== Data supplied ==
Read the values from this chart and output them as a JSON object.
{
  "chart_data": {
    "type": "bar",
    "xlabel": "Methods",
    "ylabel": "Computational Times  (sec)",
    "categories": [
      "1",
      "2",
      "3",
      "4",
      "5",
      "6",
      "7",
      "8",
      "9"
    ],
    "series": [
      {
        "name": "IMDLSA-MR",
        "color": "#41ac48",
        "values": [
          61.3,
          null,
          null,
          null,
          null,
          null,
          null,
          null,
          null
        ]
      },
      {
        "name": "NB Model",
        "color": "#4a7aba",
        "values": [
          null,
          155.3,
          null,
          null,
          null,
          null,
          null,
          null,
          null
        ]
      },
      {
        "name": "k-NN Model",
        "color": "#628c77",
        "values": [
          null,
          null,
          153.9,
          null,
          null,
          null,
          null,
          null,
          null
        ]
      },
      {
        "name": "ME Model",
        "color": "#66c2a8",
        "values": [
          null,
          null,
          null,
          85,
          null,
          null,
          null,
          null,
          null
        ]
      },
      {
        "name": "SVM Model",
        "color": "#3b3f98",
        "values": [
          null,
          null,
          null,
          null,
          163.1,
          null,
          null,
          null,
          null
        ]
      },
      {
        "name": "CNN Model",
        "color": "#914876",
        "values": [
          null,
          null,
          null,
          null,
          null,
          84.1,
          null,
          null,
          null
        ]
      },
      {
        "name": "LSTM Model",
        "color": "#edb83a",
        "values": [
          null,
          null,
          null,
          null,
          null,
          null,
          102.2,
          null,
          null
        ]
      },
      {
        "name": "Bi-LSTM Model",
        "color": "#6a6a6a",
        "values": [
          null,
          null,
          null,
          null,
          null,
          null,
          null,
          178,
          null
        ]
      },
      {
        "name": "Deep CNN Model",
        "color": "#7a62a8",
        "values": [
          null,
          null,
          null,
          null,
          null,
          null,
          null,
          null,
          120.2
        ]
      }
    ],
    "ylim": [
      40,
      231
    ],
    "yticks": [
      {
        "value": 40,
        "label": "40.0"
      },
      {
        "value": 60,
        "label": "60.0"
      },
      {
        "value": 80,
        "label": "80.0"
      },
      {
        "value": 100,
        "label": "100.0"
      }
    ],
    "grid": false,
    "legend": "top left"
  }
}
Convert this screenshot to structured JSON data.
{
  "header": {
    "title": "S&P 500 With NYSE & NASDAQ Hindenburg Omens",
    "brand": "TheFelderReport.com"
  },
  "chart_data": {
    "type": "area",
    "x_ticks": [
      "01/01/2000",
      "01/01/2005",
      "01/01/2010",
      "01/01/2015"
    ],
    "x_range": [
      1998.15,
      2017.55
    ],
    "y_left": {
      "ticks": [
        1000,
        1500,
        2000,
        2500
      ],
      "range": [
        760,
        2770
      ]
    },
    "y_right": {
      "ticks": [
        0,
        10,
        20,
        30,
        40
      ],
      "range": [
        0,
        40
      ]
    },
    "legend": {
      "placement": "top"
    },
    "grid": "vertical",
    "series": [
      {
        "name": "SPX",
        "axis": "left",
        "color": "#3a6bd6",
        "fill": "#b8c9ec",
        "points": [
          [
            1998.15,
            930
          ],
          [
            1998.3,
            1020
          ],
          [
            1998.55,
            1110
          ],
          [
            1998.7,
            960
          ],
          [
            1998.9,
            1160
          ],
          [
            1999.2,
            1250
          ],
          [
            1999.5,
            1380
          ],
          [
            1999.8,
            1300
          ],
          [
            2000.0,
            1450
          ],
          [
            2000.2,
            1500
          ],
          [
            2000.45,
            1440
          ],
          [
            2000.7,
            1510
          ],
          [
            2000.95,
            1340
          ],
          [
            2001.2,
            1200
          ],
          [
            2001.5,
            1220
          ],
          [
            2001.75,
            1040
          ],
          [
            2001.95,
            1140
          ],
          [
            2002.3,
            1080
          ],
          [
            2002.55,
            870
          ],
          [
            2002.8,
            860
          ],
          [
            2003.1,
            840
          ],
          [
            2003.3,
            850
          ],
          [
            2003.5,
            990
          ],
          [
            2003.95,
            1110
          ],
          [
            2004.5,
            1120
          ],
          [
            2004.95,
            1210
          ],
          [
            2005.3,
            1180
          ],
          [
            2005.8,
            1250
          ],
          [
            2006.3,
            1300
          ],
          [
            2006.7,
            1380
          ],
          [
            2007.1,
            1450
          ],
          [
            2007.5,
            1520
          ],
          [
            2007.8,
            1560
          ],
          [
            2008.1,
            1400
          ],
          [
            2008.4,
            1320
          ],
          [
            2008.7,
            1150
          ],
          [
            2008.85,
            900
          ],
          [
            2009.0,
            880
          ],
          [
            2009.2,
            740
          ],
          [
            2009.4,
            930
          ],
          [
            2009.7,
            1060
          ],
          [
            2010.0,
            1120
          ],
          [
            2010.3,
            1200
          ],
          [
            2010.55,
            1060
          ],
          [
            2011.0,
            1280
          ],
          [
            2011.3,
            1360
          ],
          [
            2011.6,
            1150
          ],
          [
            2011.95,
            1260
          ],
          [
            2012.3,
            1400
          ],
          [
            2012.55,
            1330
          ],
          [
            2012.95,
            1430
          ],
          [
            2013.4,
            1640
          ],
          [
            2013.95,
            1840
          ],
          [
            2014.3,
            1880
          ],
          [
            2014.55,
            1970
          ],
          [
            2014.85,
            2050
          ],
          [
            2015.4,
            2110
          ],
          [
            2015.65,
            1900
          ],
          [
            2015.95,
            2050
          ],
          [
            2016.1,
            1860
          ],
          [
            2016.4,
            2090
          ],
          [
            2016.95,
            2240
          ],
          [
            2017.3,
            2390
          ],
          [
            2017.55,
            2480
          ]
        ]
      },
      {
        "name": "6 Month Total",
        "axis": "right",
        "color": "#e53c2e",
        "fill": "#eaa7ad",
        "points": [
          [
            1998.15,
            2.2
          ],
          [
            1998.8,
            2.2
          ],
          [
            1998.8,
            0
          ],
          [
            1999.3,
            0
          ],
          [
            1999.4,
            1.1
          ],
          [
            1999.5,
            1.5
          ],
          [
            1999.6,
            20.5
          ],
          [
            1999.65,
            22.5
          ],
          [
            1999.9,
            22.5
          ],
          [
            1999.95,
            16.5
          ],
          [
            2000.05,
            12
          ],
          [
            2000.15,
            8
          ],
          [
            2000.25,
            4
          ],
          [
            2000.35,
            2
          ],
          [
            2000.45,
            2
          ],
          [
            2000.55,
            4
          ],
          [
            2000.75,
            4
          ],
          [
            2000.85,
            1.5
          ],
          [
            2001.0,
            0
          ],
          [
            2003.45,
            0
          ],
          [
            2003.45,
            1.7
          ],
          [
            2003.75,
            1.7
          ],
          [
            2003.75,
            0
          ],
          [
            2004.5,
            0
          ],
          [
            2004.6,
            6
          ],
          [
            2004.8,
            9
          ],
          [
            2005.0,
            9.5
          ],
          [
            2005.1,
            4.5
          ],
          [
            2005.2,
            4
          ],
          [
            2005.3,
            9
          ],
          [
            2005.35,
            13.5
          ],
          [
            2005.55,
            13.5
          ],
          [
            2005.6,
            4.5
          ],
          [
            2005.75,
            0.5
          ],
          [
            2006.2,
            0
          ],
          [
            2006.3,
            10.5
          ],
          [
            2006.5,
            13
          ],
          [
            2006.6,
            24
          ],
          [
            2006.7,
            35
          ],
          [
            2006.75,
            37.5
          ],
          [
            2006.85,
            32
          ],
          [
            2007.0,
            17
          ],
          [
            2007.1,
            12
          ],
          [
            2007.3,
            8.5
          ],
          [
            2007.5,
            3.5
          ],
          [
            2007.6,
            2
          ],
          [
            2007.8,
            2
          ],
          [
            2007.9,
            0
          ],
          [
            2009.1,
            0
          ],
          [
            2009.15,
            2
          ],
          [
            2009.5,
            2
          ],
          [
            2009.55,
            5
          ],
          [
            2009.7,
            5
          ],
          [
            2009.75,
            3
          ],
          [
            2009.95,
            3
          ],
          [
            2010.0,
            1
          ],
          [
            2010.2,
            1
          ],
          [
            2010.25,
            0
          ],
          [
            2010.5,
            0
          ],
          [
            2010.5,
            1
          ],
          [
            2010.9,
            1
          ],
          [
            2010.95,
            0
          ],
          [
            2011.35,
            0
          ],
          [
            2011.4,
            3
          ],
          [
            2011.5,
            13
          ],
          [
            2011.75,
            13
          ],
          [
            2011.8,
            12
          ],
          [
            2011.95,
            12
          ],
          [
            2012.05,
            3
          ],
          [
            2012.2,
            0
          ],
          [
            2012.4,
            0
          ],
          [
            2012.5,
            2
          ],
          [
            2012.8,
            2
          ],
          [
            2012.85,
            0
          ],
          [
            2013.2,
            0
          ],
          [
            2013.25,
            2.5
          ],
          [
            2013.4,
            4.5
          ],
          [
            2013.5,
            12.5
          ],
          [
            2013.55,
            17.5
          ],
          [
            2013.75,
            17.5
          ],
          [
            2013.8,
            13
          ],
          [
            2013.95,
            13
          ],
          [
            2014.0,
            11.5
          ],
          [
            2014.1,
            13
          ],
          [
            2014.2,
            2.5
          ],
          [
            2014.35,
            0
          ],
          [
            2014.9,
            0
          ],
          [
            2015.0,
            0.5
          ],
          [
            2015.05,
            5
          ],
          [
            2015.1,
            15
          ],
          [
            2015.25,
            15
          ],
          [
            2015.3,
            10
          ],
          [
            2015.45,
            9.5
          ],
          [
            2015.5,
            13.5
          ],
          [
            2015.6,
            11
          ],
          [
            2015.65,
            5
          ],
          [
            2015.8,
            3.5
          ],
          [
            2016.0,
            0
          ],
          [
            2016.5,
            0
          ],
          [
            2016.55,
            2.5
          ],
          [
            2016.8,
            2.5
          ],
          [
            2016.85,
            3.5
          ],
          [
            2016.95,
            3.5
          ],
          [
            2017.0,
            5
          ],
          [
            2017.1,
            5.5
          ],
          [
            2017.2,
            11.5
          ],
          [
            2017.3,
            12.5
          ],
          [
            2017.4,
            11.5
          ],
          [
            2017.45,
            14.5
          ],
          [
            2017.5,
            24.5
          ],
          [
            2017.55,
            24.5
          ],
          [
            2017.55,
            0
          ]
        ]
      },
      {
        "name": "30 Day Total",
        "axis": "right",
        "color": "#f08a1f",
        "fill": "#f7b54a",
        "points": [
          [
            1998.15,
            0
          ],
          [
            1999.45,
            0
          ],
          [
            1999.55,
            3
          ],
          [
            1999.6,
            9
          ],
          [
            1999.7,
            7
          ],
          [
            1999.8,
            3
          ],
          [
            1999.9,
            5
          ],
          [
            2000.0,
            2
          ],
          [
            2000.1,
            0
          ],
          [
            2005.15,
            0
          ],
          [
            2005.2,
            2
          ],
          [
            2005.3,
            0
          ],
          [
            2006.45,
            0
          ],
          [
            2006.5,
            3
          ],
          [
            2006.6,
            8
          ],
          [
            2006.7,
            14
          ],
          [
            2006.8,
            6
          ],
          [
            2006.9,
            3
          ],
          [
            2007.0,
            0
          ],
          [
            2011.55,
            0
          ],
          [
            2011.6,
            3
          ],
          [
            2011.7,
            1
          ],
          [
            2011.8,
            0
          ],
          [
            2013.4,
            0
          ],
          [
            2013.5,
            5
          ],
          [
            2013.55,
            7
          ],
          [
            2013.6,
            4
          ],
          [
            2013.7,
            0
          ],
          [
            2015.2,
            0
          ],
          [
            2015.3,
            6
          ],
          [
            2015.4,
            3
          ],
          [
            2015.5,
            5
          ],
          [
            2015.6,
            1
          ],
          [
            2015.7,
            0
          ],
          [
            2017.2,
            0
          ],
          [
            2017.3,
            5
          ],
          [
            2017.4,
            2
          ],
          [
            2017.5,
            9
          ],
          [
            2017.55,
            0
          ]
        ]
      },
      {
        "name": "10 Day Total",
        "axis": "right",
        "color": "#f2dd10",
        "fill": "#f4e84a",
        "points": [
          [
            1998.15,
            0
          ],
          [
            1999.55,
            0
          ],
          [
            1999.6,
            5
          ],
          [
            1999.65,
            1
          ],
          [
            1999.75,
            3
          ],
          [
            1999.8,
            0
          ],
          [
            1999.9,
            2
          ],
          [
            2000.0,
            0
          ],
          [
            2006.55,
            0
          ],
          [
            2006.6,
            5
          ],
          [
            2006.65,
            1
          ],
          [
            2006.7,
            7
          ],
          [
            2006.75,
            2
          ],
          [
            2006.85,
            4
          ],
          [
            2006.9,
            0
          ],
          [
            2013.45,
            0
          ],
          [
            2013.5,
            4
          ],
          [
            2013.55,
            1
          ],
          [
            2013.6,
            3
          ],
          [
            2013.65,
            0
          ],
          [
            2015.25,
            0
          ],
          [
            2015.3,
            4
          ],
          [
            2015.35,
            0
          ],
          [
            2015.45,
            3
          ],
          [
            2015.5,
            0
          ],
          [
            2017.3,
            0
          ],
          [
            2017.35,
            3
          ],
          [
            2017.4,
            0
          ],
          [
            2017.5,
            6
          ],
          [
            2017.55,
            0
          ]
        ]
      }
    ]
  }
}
===
### Requirements
Wherever a line in the data above holds "JSON", copy that line.

### Task result
Read the values from this chart and output them as a JSON object.
Convert this screenshot to structured JSON data.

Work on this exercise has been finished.